*Stated exercise:*
Skip the pictures and extract all of the lines exactly as written.

BEGIN Given records

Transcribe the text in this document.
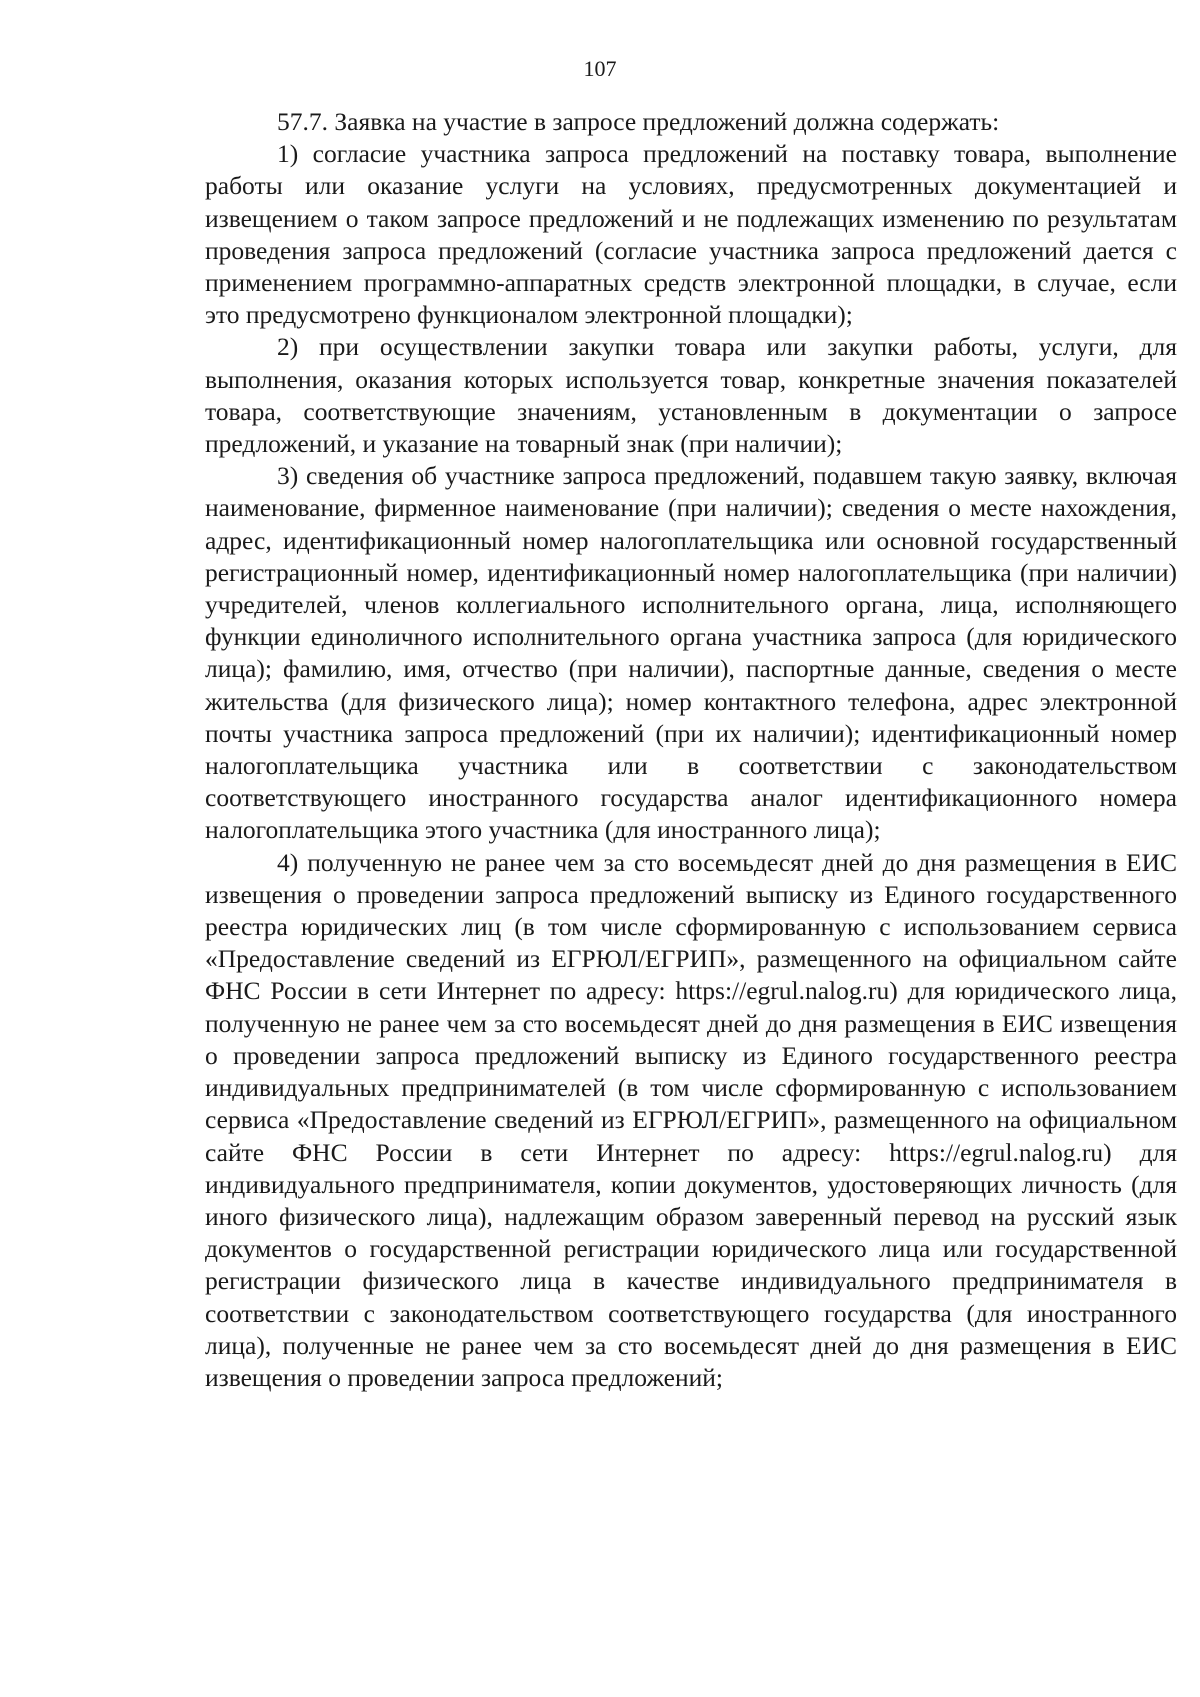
107

57.7. Заявка на участие в запросе предложений должна содержать:

1) согласие участника запроса предложений на поставку товара, выполнение работы или оказание услуги на условиях, предусмотренных документацией и извещением о таком запросе предложений и не подлежащих изменению по результатам проведения запроса предложений (согласие участника запроса предложений дается с применением программно-аппаратных средств электронной площадки, в случае, если это предусмотрено функционалом электронной площадки);

2) при осуществлении закупки товара или закупки работы, услуги, для выполнения, оказания которых используется товар, конкретные значения показателей товара, соответствующие значениям, установленным в документации о запросе предложений, и указание на товарный знак (при наличии);

3) сведения об участнике запроса предложений, подавшем такую заявку, включая наименование, фирменное наименование (при наличии); сведения о месте нахождения, адрес, идентификационный номер налогоплательщика или основной государственный регистрационный номер, идентификационный номер налогоплательщика (при наличии) учредителей, членов коллегиального исполнительного органа, лица, исполняющего функции единоличного исполнительного органа участника запроса (для юридического лица); фамилию, имя, отчество (при наличии), паспортные данные, сведения о месте жительства (для физического лица); номер контактного телефона, адрес электронной почты участника запроса предложений (при их наличии); идентификационный номер налогоплательщика участника или в соответствии с законодательством соответствующего иностранного государства аналог идентификационного номера налогоплательщика этого участника (для иностранного лица);

4) полученную не ранее чем за сто восемьдесят дней до дня размещения в ЕИС извещения о проведении запроса предложений выписку из Единого государственного реестра юридических лиц (в том числе сформированную с использованием сервиса «Предоставление сведений из ЕГРЮЛ/ЕГРИП», размещенного на официальном сайте ФНС России в сети Интернет по адресу: https://egrul.nalog.ru) для юридического лица, полученную не ранее чем за сто восемьдесят дней до дня размещения в ЕИС извещения о проведении запроса предложений выписку из Единого государственного реестра индивидуальных предпринимателей (в том числе сформированную с использованием сервиса «Предоставление сведений из ЕГРЮЛ/ЕГРИП», размещенного на официальном сайте ФНС России в сети Интернет по адресу: https://egrul.nalog.ru) для индивидуального предпринимателя, копии документов, удостоверяющих личность (для иного физического лица), надлежащим образом заверенный перевод на русский язык документов о государственной регистрации юридического лица или государственной регистрации физического лица в качестве индивидуального предпринимателя в соответствии с законодательством соответствующего государства (для иностранного лица), полученные не ранее чем за сто восемьдесят дней до дня размещения в ЕИС извещения о проведении запроса предложений;
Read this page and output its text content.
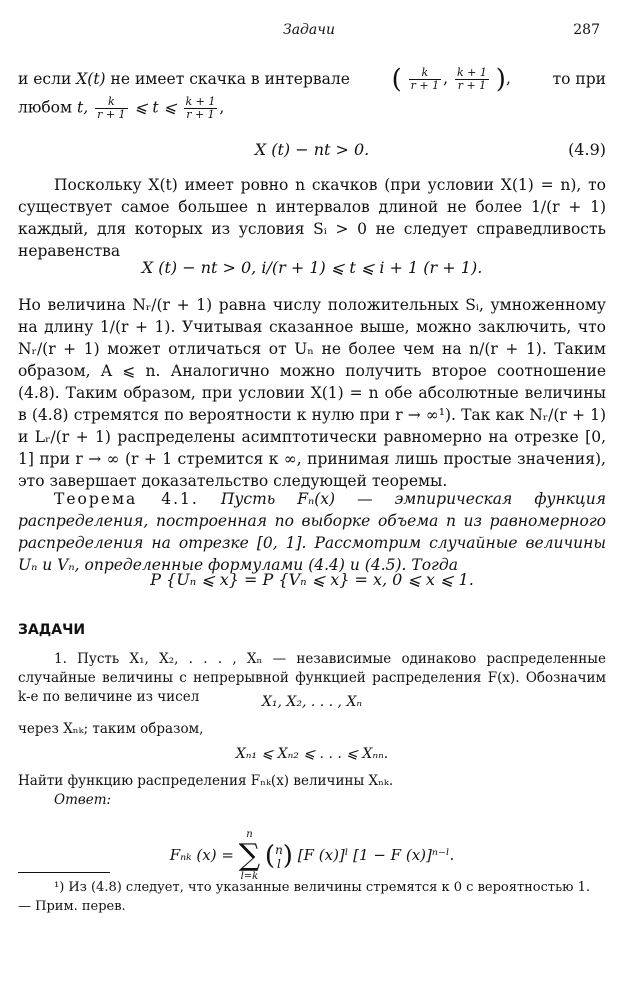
Задачи	287
и если X(t) не имеет скачка в интервале ( $\frac{k}{r + 1}$ , $\frac{k + 1}{r + 1}$ ),	то при
любом t, $\frac{k}{r + 1}$ ⩽ t ⩽ $\frac{k + 1}{r + 1}$ ,

X (t) − nt > 0.	(4.9)

Поскольку X(t) имеет ровно n скачков (при условии X(1) = n), то существует самое большее n интервалов длиной не более 1/(r + 1) каждый, для которых из условия Sᵢ > 0 не следует справедливость неравенства

X (t) − nt > 0, i/(r + 1) ⩽ t ⩽ i + 1 (r + 1).

Но величина Nᵣ/(r + 1) равна числу положительных Sᵢ, умноженному на длину 1/(r + 1). Учитывая сказанное выше, можно заключить, что Nᵣ/(r + 1) может отличаться от Uₙ не более чем на n/(r + 1). Таким образом, A ⩽ n. Аналогично можно получить второе соотношение (4.8). Таким образом, при условии X(1) = n обе абсолютные величины в (4.8) стремятся по вероятности к нулю при r → ∞¹). Так как Nᵣ/(r + 1) и Lᵣ/(r + 1) распределены асимптотически равномерно на отрезке [0, 1] при r → ∞ (r + 1 стремится к ∞, принимая лишь простые значения), это завершает доказательство следующей теоремы.

Теорема 4.1. Пусть Fₙ(x) — эмпирическая функция распределения, построенная по выборке объема n из равномерного распределения на отрезке [0, 1]. Рассмотрим случайные величины Uₙ и Vₙ, определенные формулами (4.4) и (4.5). Тогда

P {Uₙ ⩽ x} = P {Vₙ ⩽ x} = x, 0 ⩽ x ⩽ 1.

ЗАДАЧИ

1. Пусть X₁, X₂, . . . , Xₙ — независимые одинаково распределенные случайные величины с непрерывной функцией распределения F(x). Обозначим k-е по величине из чисел	X₁, X₂, . . . , Xₙ

через Xₙₖ; таким образом,

Xₙ₁ ⩽ Xₙ₂ ⩽ . . . ⩽ Xₙₙ.

Найти функцию распределения Fₙₖ(x) величины Xₙₖ.

Ответ:

Fₙₖ (x) =
n
∑
l=k
( n
l ) [F (x)]ˡ [1 − F (x)]ⁿ⁻ˡ.

¹) Из (4.8) следует, что указанные величины стремятся к 0 с вероятностью 1. — Прим. перев.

END Given records

*Full output:*
Transcribe the text in this document.
107

57.7. Заявка на участие в запросе предложений должна содержать:

1) согласие участника запроса предложений на поставку товара, выполнение работы или оказание услуги на условиях, предусмотренных документацией и извещением о таком запросе предложений и не подлежащих изменению по результатам проведения запроса предложений (согласие участника запроса предложений дается с применением программно-аппаратных средств электронной площадки, в случае, если это предусмотрено функционалом электронной площадки);

2) при осуществлении закупки товара или закупки работы, услуги, для выполнения, оказания которых используется товар, конкретные значения показателей товара, соответствующие значениям, установленным в документации о запросе предложений, и указание на товарный знак (при наличии);

3) сведения об участнике запроса предложений, подавшем такую заявку, включая наименование, фирменное наименование (при наличии); сведения о месте нахождения, адрес, идентификационный номер налогоплательщика или основной государственный регистрационный номер, идентификационный номер налогоплательщика (при наличии) учредителей, членов коллегиального исполнительного органа, лица, исполняющего функции единоличного исполнительного органа участника запроса (для юридического лица); фамилию, имя, отчество (при наличии), паспортные данные, сведения о месте жительства (для физического лица); номер контактного телефона, адрес электронной почты участника запроса предложений (при их наличии); идентификационный номер налогоплательщика участника или в соответствии с законодательством соответствующего иностранного государства аналог идентификационного номера налогоплательщика этого участника (для иностранного лица);

4) полученную не ранее чем за сто восемьдесят дней до дня размещения в ЕИС извещения о проведении запроса предложений выписку из Единого государственного реестра юридических лиц (в том числе сформированную с использованием сервиса «Предоставление сведений из ЕГРЮЛ/ЕГРИП», размещенного на официальном сайте ФНС России в сети Интернет по адресу: https://egrul.nalog.ru) для юридического лица, полученную не ранее чем за сто восемьдесят дней до дня размещения в ЕИС извещения о проведении запроса предложений выписку из Единого государственного реестра индивидуальных предпринимателей (в том числе сформированную с использованием сервиса «Предоставление сведений из ЕГРЮЛ/ЕГРИП», размещенного на официальном сайте ФНС России в сети Интернет по адресу: https://egrul.nalog.ru) для индивидуального предпринимателя, копии документов, удостоверяющих личность (для иного физического лица), надлежащим образом заверенный перевод на русский язык документов о государственной регистрации юридического лица или государственной регистрации физического лица в качестве индивидуального предпринимателя в соответствии с законодательством соответствующего государства (для иностранного лица), полученные не ранее чем за сто восемьдесят дней до дня размещения в ЕИС извещения о проведении запроса предложений;
Read this page and output its text content.
Задачи	287
и если X(t) не имеет скачка в интервале ( $\frac{k}{r + 1}$ , $\frac{k + 1}{r + 1}$ ),	то при
любом t, $\frac{k}{r + 1}$ ⩽ t ⩽ $\frac{k + 1}{r + 1}$ ,

X (t) − nt > 0.	(4.9)

Поскольку X(t) имеет ровно n скачков (при условии X(1) = n), то существует самое большее n интервалов длиной не более 1/(r + 1) каждый, для которых из условия Sᵢ > 0 не следует справедливость неравенства

X (t) − nt > 0, i/(r + 1) ⩽ t ⩽ i + 1 (r + 1).

Но величина Nᵣ/(r + 1) равна числу положительных Sᵢ, умноженному на длину 1/(r + 1). Учитывая сказанное выше, можно заключить, что Nᵣ/(r + 1) может отличаться от Uₙ не более чем на n/(r + 1). Таким образом, A ⩽ n. Аналогично можно получить второе соотношение (4.8). Таким образом, при условии X(1) = n обе абсолютные величины в (4.8) стремятся по вероятности к нулю при r → ∞¹). Так как Nᵣ/(r + 1) и Lᵣ/(r + 1) распределены асимптотически равномерно на отрезке [0, 1] при r → ∞ (r + 1 стремится к ∞, принимая лишь простые значения), это завершает доказательство следующей теоремы.

Теорема 4.1. Пусть Fₙ(x) — эмпирическая функция распределения, построенная по выборке объема n из равномерного распределения на отрезке [0, 1]. Рассмотрим случайные величины Uₙ и Vₙ, определенные формулами (4.4) и (4.5). Тогда

P {Uₙ ⩽ x} = P {Vₙ ⩽ x} = x, 0 ⩽ x ⩽ 1.

ЗАДАЧИ

1. Пусть X₁, X₂, . . . , Xₙ — независимые одинаково распределенные случайные величины с непрерывной функцией распределения F(x). Обозначим k-е по величине из чисел	X₁, X₂, . . . , Xₙ

через Xₙₖ; таким образом,

Xₙ₁ ⩽ Xₙ₂ ⩽ . . . ⩽ Xₙₙ.

Найти функцию распределения Fₙₖ(x) величины Xₙₖ.

Ответ:

Fₙₖ (x) =
n
∑
l=k
( n
l ) [F (x)]ˡ [1 − F (x)]ⁿ⁻ˡ.

¹) Из (4.8) следует, что указанные величины стремятся к 0 с вероятностью 1. — Прим. перев.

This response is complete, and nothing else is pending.